What follows is a listing; restate every line of it word for word.
====== RECORDS FOR PROCESSING
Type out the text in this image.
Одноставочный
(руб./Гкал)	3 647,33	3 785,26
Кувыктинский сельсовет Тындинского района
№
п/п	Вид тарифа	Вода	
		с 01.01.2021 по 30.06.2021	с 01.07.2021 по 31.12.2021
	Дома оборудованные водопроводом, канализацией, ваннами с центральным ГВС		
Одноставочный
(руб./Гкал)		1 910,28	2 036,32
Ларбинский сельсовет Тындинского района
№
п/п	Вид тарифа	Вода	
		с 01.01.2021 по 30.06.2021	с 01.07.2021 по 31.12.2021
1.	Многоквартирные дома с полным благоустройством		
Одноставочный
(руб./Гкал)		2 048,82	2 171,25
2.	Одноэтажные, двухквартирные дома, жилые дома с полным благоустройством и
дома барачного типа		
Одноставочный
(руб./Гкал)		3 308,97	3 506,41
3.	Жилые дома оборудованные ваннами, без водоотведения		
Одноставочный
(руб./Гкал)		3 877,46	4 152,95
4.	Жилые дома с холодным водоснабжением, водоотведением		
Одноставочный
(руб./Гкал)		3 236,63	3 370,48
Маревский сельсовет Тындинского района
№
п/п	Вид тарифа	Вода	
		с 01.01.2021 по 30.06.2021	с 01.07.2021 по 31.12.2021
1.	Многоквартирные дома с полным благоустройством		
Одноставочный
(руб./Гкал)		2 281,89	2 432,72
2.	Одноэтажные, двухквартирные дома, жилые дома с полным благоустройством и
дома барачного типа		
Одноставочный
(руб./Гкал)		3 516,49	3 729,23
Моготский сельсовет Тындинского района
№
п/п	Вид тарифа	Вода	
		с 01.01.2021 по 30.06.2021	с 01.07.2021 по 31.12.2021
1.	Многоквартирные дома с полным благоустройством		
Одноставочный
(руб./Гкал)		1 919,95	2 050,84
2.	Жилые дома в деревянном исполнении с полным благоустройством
============
● REPLY TO THE TASK:
Type out the text in this image.
Одноставочный
(руб./Гкал)	3 647,33	3 785,26
Кувыктинский сельсовет Тындинского района
№
п/п	Вид тарифа	Вода	
		с 01.01.2021 по 30.06.2021	с 01.07.2021 по 31.12.2021
	Дома оборудованные водопроводом, канализацией, ваннами с центральным ГВС		
Одноставочный
(руб./Гкал)		1 910,28	2 036,32
Ларбинский сельсовет Тындинского района
№
п/п	Вид тарифа	Вода	
		с 01.01.2021 по 30.06.2021	с 01.07.2021 по 31.12.2021
1.	Многоквартирные дома с полным благоустройством		
Одноставочный
(руб./Гкал)		2 048,82	2 171,25
2.	Одноэтажные, двухквартирные дома, жилые дома с полным благоустройством и
дома барачного типа		
Одноставочный
(руб./Гкал)		3 308,97	3 506,41
3.	Жилые дома оборудованные ваннами, без водоотведения		
Одноставочный
(руб./Гкал)		3 877,46	4 152,95
4.	Жилые дома с холодным водоснабжением, водоотведением		
Одноставочный
(руб./Гкал)		3 236,63	3 370,48
Маревский сельсовет Тындинского района
№
п/п	Вид тарифа	Вода	
		с 01.01.2021 по 30.06.2021	с 01.07.2021 по 31.12.2021
1.	Многоквартирные дома с полным благоустройством		
Одноставочный
(руб./Гкал)		2 281,89	2 432,72
2.	Одноэтажные, двухквартирные дома, жилые дома с полным благоустройством и
дома барачного типа		
Одноставочный
(руб./Гкал)		3 516,49	3 729,23
Моготский сельсовет Тындинского района
№
п/п	Вид тарифа	Вода	
		с 01.01.2021 по 30.06.2021	с 01.07.2021 по 31.12.2021
1.	Многоквартирные дома с полным благоустройством		
Одноставочный
(руб./Гкал)		1 919,95	2 050,84
2.	Жилые дома в деревянном исполнении с полным благоустройством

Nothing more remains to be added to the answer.